## REQUIREMENTS
Will you output all of the data below exactly, omitting the images?
-------- DATA EXCERPTS
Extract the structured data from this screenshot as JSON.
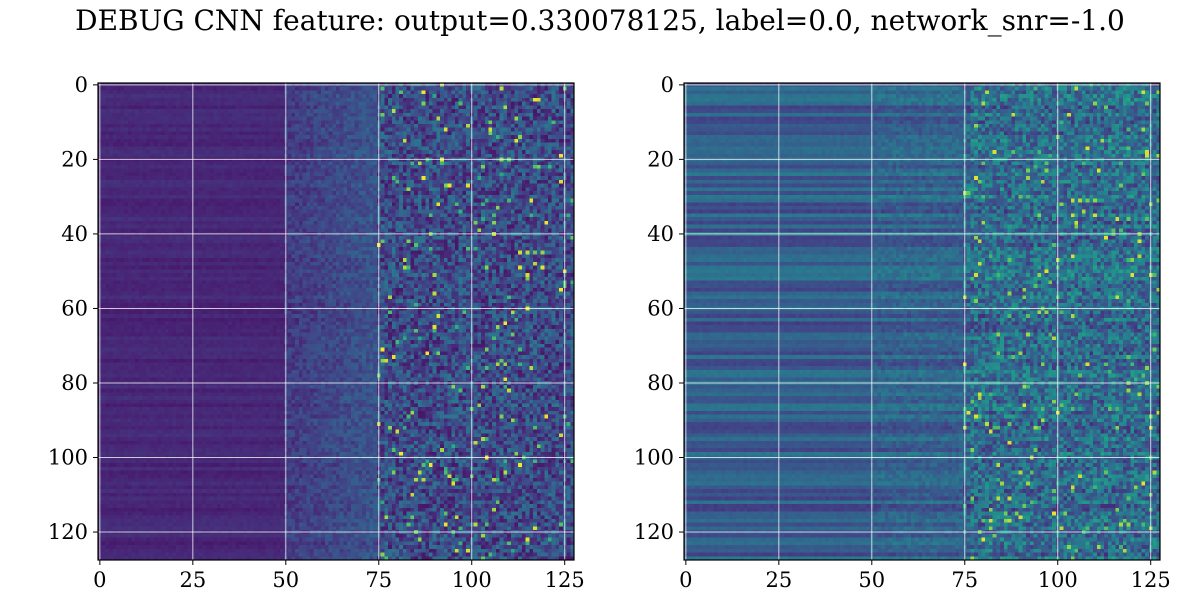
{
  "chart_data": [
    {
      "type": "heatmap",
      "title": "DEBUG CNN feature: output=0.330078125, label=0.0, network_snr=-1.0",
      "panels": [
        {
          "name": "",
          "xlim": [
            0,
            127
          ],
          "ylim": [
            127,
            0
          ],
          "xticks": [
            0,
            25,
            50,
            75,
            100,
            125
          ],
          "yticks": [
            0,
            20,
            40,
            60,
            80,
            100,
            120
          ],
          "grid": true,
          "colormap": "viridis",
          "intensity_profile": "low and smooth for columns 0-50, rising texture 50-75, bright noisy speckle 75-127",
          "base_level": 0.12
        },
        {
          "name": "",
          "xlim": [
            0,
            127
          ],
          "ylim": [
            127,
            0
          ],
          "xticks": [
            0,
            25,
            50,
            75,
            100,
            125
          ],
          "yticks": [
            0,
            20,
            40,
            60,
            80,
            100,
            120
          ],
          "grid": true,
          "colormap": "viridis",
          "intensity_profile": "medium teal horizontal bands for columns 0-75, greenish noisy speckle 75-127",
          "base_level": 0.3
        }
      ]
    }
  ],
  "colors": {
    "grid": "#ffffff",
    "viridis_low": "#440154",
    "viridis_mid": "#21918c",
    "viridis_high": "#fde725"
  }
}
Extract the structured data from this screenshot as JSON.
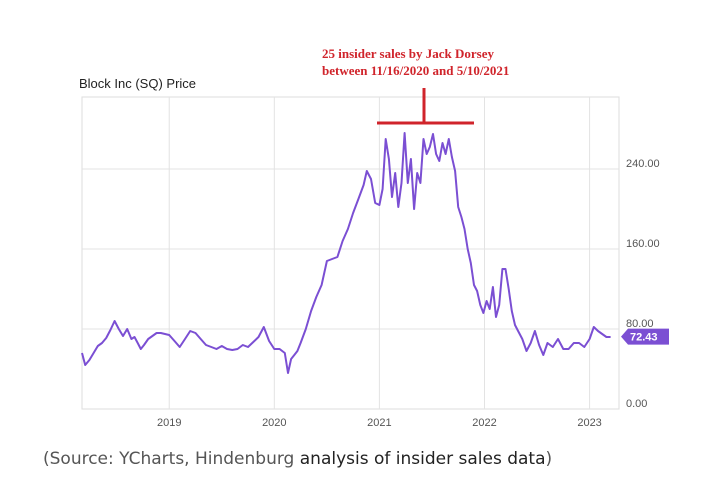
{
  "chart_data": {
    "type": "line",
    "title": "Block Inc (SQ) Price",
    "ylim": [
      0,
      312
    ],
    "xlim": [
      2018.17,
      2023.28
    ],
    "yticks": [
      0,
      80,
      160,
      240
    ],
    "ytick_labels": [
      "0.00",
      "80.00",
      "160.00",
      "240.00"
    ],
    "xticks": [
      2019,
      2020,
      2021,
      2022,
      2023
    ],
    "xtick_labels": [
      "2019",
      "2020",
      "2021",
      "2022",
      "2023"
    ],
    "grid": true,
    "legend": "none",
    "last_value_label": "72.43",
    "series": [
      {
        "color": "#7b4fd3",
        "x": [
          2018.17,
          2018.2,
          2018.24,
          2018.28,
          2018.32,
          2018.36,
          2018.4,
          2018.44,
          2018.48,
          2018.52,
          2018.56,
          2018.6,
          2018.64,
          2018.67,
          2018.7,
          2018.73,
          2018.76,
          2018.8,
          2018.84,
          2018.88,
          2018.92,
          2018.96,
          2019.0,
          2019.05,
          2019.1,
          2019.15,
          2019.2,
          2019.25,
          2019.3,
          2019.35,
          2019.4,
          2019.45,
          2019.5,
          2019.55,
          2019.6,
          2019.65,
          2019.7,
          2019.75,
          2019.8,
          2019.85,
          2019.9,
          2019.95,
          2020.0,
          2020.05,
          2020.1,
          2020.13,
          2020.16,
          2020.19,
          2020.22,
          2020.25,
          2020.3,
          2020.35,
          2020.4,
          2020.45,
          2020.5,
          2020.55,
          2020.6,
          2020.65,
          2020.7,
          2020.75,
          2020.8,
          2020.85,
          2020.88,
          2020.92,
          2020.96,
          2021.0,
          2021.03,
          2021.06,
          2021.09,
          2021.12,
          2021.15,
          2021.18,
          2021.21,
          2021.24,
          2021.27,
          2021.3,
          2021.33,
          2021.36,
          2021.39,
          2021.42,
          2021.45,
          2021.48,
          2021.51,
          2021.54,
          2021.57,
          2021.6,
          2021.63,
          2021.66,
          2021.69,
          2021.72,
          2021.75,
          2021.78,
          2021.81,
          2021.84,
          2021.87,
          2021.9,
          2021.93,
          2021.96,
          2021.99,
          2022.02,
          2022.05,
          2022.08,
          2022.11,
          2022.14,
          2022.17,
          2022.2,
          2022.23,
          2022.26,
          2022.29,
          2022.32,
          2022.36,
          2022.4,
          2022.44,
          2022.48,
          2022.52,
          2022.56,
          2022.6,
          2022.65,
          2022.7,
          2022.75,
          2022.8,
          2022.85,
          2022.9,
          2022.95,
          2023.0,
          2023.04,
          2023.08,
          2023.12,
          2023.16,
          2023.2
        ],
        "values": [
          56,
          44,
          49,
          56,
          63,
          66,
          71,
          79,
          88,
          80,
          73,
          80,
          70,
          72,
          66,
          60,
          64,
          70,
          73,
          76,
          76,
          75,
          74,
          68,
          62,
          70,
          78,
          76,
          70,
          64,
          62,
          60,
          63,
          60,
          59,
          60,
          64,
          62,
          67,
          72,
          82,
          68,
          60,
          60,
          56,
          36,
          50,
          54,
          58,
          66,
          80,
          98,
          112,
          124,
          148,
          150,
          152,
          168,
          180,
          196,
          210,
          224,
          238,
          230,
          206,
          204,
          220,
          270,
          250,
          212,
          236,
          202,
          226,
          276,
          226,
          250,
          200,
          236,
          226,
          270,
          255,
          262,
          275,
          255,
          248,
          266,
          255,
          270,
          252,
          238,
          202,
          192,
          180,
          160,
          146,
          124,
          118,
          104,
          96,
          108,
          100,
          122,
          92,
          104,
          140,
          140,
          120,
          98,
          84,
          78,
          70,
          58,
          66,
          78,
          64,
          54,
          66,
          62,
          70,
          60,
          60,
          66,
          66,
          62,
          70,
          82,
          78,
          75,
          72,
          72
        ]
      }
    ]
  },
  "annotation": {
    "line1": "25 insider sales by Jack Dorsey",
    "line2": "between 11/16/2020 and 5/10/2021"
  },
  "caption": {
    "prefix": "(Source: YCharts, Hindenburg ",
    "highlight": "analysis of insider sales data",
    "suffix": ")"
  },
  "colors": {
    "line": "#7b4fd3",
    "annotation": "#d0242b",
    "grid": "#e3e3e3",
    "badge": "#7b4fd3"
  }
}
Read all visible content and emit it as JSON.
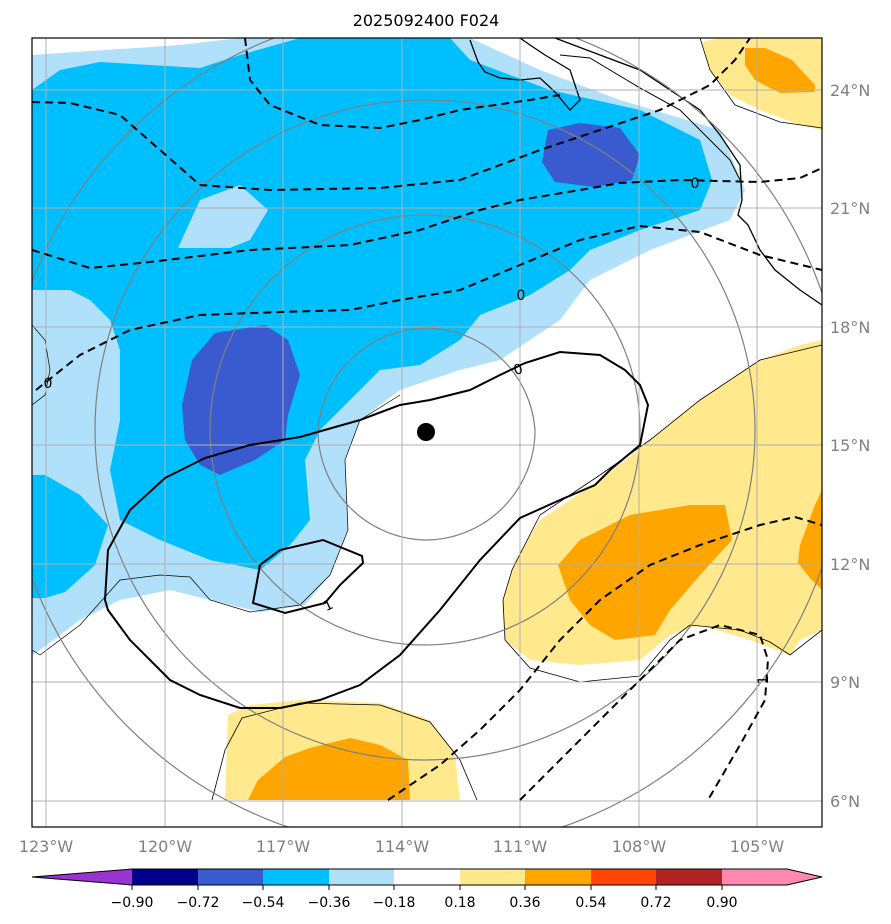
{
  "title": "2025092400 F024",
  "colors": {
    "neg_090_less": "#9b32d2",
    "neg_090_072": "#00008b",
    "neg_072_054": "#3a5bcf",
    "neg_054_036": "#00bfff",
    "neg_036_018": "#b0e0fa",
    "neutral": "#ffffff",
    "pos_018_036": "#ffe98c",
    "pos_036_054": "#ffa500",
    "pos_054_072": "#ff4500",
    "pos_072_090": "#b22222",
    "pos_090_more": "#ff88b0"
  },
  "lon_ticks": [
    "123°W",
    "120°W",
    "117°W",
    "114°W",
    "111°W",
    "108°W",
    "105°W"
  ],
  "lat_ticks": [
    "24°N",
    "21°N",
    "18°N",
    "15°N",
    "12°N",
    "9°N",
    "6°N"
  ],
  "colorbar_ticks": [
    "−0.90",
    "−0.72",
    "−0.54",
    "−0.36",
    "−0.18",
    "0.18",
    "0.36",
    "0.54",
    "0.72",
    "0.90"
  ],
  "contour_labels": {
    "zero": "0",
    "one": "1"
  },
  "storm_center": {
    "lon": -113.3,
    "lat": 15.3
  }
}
----------------
## EXERCISE ANSWER
Extract the structured data from this screenshot as JSON.
{
  "chart_data": [
    {
      "type": "heatmap",
      "title": "DEBUG CNN feature: output=0.330078125, label=0.0, network_snr=-1.0",
      "panels": [
        {
          "name": "",
          "xlim": [
            0,
            127
          ],
          "ylim": [
            127,
            0
          ],
          "xticks": [
            0,
            25,
            50,
            75,
            100,
            125
          ],
          "yticks": [
            0,
            20,
            40,
            60,
            80,
            100,
            120
          ],
          "grid": true,
          "colormap": "viridis",
          "intensity_profile": "low and smooth for columns 0-50, rising texture 50-75, bright noisy speckle 75-127",
          "base_level": 0.12
        },
        {
          "name": "",
          "xlim": [
            0,
            127
          ],
          "ylim": [
            127,
            0
          ],
          "xticks": [
            0,
            25,
            50,
            75,
            100,
            125
          ],
          "yticks": [
            0,
            20,
            40,
            60,
            80,
            100,
            120
          ],
          "grid": true,
          "colormap": "viridis",
          "intensity_profile": "medium teal horizontal bands for columns 0-75, greenish noisy speckle 75-127",
          "base_level": 0.3
        }
      ]
    }
  ],
  "colors": {
    "grid": "#ffffff",
    "viridis_low": "#440154",
    "viridis_mid": "#21918c",
    "viridis_high": "#fde725"
  }
}
Extract the structured data from this screenshot as JSON.
{
  "chart_data": {
    "type": "line",
    "title": "Block Inc (SQ) Price",
    "ylim": [
      0,
      312
    ],
    "xlim": [
      2018.17,
      2023.28
    ],
    "yticks": [
      0,
      80,
      160,
      240
    ],
    "ytick_labels": [
      "0.00",
      "80.00",
      "160.00",
      "240.00"
    ],
    "xticks": [
      2019,
      2020,
      2021,
      2022,
      2023
    ],
    "xtick_labels": [
      "2019",
      "2020",
      "2021",
      "2022",
      "2023"
    ],
    "grid": true,
    "legend": "none",
    "last_value_label": "72.43",
    "series": [
      {
        "color": "#7b4fd3",
        "x": [
          2018.17,
          2018.2,
          2018.24,
          2018.28,
          2018.32,
          2018.36,
          2018.4,
          2018.44,
          2018.48,
          2018.52,
          2018.56,
          2018.6,
          2018.64,
          2018.67,
          2018.7,
          2018.73,
          2018.76,
          2018.8,
          2018.84,
          2018.88,
          2018.92,
          2018.96,
          2019.0,
          2019.05,
          2019.1,
          2019.15,
          2019.2,
          2019.25,
          2019.3,
          2019.35,
          2019.4,
          2019.45,
          2019.5,
          2019.55,
          2019.6,
          2019.65,
          2019.7,
          2019.75,
          2019.8,
          2019.85,
          2019.9,
          2019.95,
          2020.0,
          2020.05,
          2020.1,
          2020.13,
          2020.16,
          2020.19,
          2020.22,
          2020.25,
          2020.3,
          2020.35,
          2020.4,
          2020.45,
          2020.5,
          2020.55,
          2020.6,
          2020.65,
          2020.7,
          2020.75,
          2020.8,
          2020.85,
          2020.88,
          2020.92,
          2020.96,
          2021.0,
          2021.03,
          2021.06,
          2021.09,
          2021.12,
          2021.15,
          2021.18,
          2021.21,
          2021.24,
          2021.27,
          2021.3,
          2021.33,
          2021.36,
          2021.39,
          2021.42,
          2021.45,
          2021.48,
          2021.51,
          2021.54,
          2021.57,
          2021.6,
          2021.63,
          2021.66,
          2021.69,
          2021.72,
          2021.75,
          2021.78,
          2021.81,
          2021.84,
          2021.87,
          2021.9,
          2021.93,
          2021.96,
          2021.99,
          2022.02,
          2022.05,
          2022.08,
          2022.11,
          2022.14,
          2022.17,
          2022.2,
          2022.23,
          2022.26,
          2022.29,
          2022.32,
          2022.36,
          2022.4,
          2022.44,
          2022.48,
          2022.52,
          2022.56,
          2022.6,
          2022.65,
          2022.7,
          2022.75,
          2022.8,
          2022.85,
          2022.9,
          2022.95,
          2023.0,
          2023.04,
          2023.08,
          2023.12,
          2023.16,
          2023.2
        ],
        "values": [
          56,
          44,
          49,
          56,
          63,
          66,
          71,
          79,
          88,
          80,
          73,
          80,
          70,
          72,
          66,
          60,
          64,
          70,
          73,
          76,
          76,
          75,
          74,
          68,
          62,
          70,
          78,
          76,
          70,
          64,
          62,
          60,
          63,
          60,
          59,
          60,
          64,
          62,
          67,
          72,
          82,
          68,
          60,
          60,
          56,
          36,
          50,
          54,
          58,
          66,
          80,
          98,
          112,
          124,
          148,
          150,
          152,
          168,
          180,
          196,
          210,
          224,
          238,
          230,
          206,
          204,
          220,
          270,
          250,
          212,
          236,
          202,
          226,
          276,
          226,
          250,
          200,
          236,
          226,
          270,
          255,
          262,
          275,
          255,
          248,
          266,
          255,
          270,
          252,
          238,
          202,
          192,
          180,
          160,
          146,
          124,
          118,
          104,
          96,
          108,
          100,
          122,
          92,
          104,
          140,
          140,
          120,
          98,
          84,
          78,
          70,
          58,
          66,
          78,
          64,
          54,
          66,
          62,
          70,
          60,
          60,
          66,
          66,
          62,
          70,
          82,
          78,
          75,
          72,
          72
        ]
      }
    ]
  },
  "annotation": {
    "line1": "25 insider sales by Jack Dorsey",
    "line2": "between 11/16/2020 and 5/10/2021"
  },
  "caption": {
    "prefix": "(Source: YCharts, Hindenburg ",
    "highlight": "analysis of insider sales data",
    "suffix": ")"
  },
  "colors": {
    "line": "#7b4fd3",
    "annotation": "#d0242b",
    "grid": "#e3e3e3",
    "badge": "#7b4fd3"
  }
}
Read all visible content and emit it as JSON.
{
  "title": "2025092400 F024",
  "colors": {
    "neg_090_less": "#9b32d2",
    "neg_090_072": "#00008b",
    "neg_072_054": "#3a5bcf",
    "neg_054_036": "#00bfff",
    "neg_036_018": "#b0e0fa",
    "neutral": "#ffffff",
    "pos_018_036": "#ffe98c",
    "pos_036_054": "#ffa500",
    "pos_054_072": "#ff4500",
    "pos_072_090": "#b22222",
    "pos_090_more": "#ff88b0"
  },
  "lon_ticks": [
    "123°W",
    "120°W",
    "117°W",
    "114°W",
    "111°W",
    "108°W",
    "105°W"
  ],
  "lat_ticks": [
    "24°N",
    "21°N",
    "18°N",
    "15°N",
    "12°N",
    "9°N",
    "6°N"
  ],
  "colorbar_ticks": [
    "−0.90",
    "−0.72",
    "−0.54",
    "−0.36",
    "−0.18",
    "0.18",
    "0.36",
    "0.54",
    "0.72",
    "0.90"
  ],
  "contour_labels": {
    "zero": "0",
    "one": "1"
  },
  "storm_center": {
    "lon": -113.3,
    "lat": 15.3
  }
}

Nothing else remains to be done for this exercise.